(Stored data entries)
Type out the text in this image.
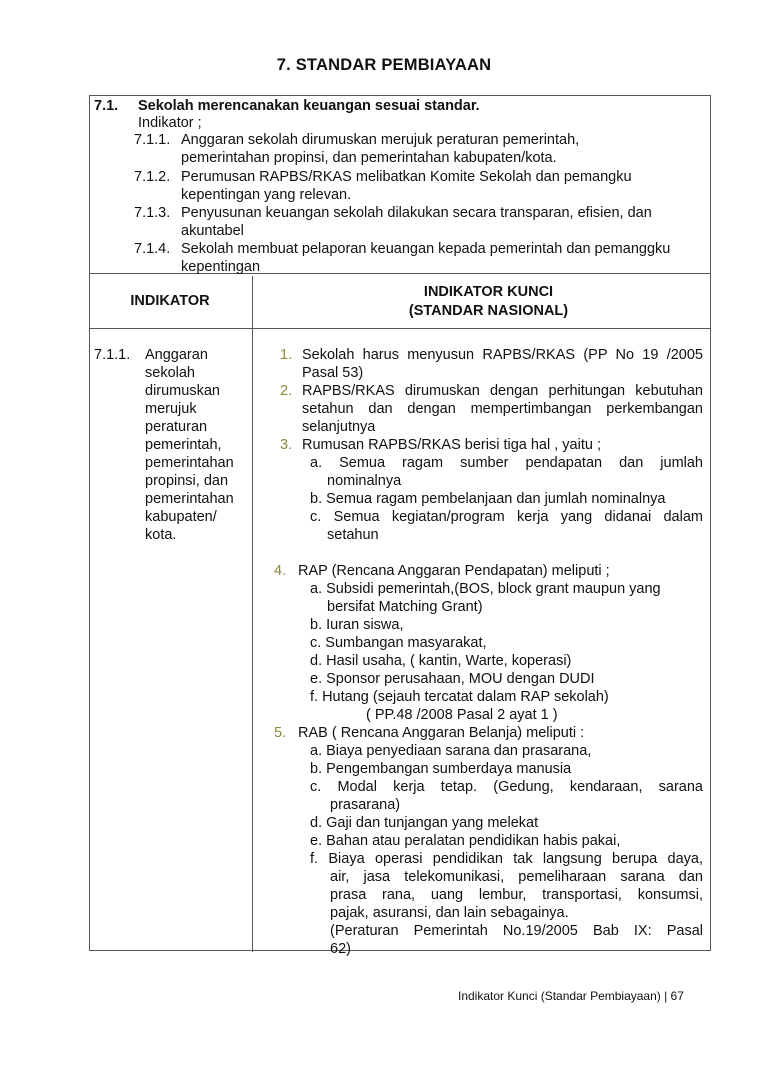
7. STANDAR PEMBIAYAAN
7.1. Sekolah merencanakan keuangan sesuai standar.
Indikator ;
7.1.1. Anggaran sekolah dirumuskan merujuk peraturan pemerintah,
pemerintahan propinsi, dan pemerintahan kabupaten/kota.
7.1.2. Perumusan RAPBS/RKAS melibatkan Komite Sekolah dan pemangku
kepentingan yang relevan.
7.1.3. Penyusunan keuangan sekolah dilakukan secara transparan, efisien, dan
akuntabel
7.1.4. Sekolah membuat pelaporan keuangan kepada pemerintah dan pemanggku
kepentingan
INDIKATOR
INDIKATOR KUNCI
(STANDAR NASIONAL)
7.1.1. Anggaran
sekolah
dirumuskan
merujuk
peraturan
pemerintah,
pemerintahan
propinsi, dan
pemerintahan
kabupaten/
kota.
1. Sekolah harus menyusun RAPBS/RKAS (PP No 19 /2005
Pasal 53)
2. RAPBS/RKAS dirumuskan dengan perhitungan kebutuhan
setahun dan dengan mempertimbangan perkembangan
selanjutnya
3. Rumusan RAPBS/RKAS berisi tiga hal , yaitu ;
a. Semua ragam sumber pendapatan dan jumlah
nominalnya
b. Semua ragam pembelanjaan dan jumlah nominalnya
c. Semua kegiatan/program kerja yang didanai dalam
setahun
4. RAP (Rencana Anggaran Pendapatan) meliputi ;
a. Subsidi pemerintah,(BOS, block grant maupun yang
bersifat Matching Grant)
b. Iuran siswa,
c. Sumbangan masyarakat,
d. Hasil usaha, ( kantin, Warte, koperasi)
e. Sponsor perusahaan, MOU dengan DUDI
f. Hutang (sejauh tercatat dalam RAP sekolah)
( PP.48 /2008 Pasal 2 ayat 1 )
5. RAB ( Rencana Anggaran Belanja) meliputi :
a. Biaya penyediaan sarana dan prasarana,
b. Pengembangan sumberdaya manusia
c. Modal kerja tetap. (Gedung, kendaraan, sarana
prasarana)
d. Gaji dan tunjangan yang melekat
e. Bahan atau peralatan pendidikan habis pakai,
f. Biaya operasi pendidikan tak langsung berupa daya,
air, jasa telekomunikasi, pemeliharaan sarana dan
prasa rana, uang lembur, transportasi, konsumsi,
pajak, asuransi, dan lain sebagainya.
(Peraturan Pemerintah No.19/2005 Bab IX: Pasal
62)
Indikator Kunci (Standar Pembiayaan) | 67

PROBLEM — Leave out the pictures and retype every line above exactly.

EXERCISE RESULT —
Type out the text in this image.
7. STANDAR PEMBIAYAAN
7.1. Sekolah merencanakan keuangan sesuai standar.
Indikator ;
7.1.1. Anggaran sekolah dirumuskan merujuk peraturan pemerintah,
pemerintahan propinsi, dan pemerintahan kabupaten/kota.
7.1.2. Perumusan RAPBS/RKAS melibatkan Komite Sekolah dan pemangku
kepentingan yang relevan.
7.1.3. Penyusunan keuangan sekolah dilakukan secara transparan, efisien, dan
akuntabel
7.1.4. Sekolah membuat pelaporan keuangan kepada pemerintah dan pemanggku
kepentingan
INDIKATOR
INDIKATOR KUNCI
(STANDAR NASIONAL)
7.1.1. Anggaran
sekolah
dirumuskan
merujuk
peraturan
pemerintah,
pemerintahan
propinsi, dan
pemerintahan
kabupaten/
kota.
1. Sekolah harus menyusun RAPBS/RKAS (PP No 19 /2005
Pasal 53)
2. RAPBS/RKAS dirumuskan dengan perhitungan kebutuhan
setahun dan dengan mempertimbangan perkembangan
selanjutnya
3. Rumusan RAPBS/RKAS berisi tiga hal , yaitu ;
a. Semua ragam sumber pendapatan dan jumlah
nominalnya
b. Semua ragam pembelanjaan dan jumlah nominalnya
c. Semua kegiatan/program kerja yang didanai dalam
setahun
4. RAP (Rencana Anggaran Pendapatan) meliputi ;
a. Subsidi pemerintah,(BOS, block grant maupun yang
bersifat Matching Grant)
b. Iuran siswa,
c. Sumbangan masyarakat,
d. Hasil usaha, ( kantin, Warte, koperasi)
e. Sponsor perusahaan, MOU dengan DUDI
f. Hutang (sejauh tercatat dalam RAP sekolah)
( PP.48 /2008 Pasal 2 ayat 1 )
5. RAB ( Rencana Anggaran Belanja) meliputi :
a. Biaya penyediaan sarana dan prasarana,
b. Pengembangan sumberdaya manusia
c. Modal kerja tetap. (Gedung, kendaraan, sarana
prasarana)
d. Gaji dan tunjangan yang melekat
e. Bahan atau peralatan pendidikan habis pakai,
f. Biaya operasi pendidikan tak langsung berupa daya,
air, jasa telekomunikasi, pemeliharaan sarana dan
prasa rana, uang lembur, transportasi, konsumsi,
pajak, asuransi, dan lain sebagainya.
(Peraturan Pemerintah No.19/2005 Bab IX: Pasal
62)
Indikator Kunci (Standar Pembiayaan) | 67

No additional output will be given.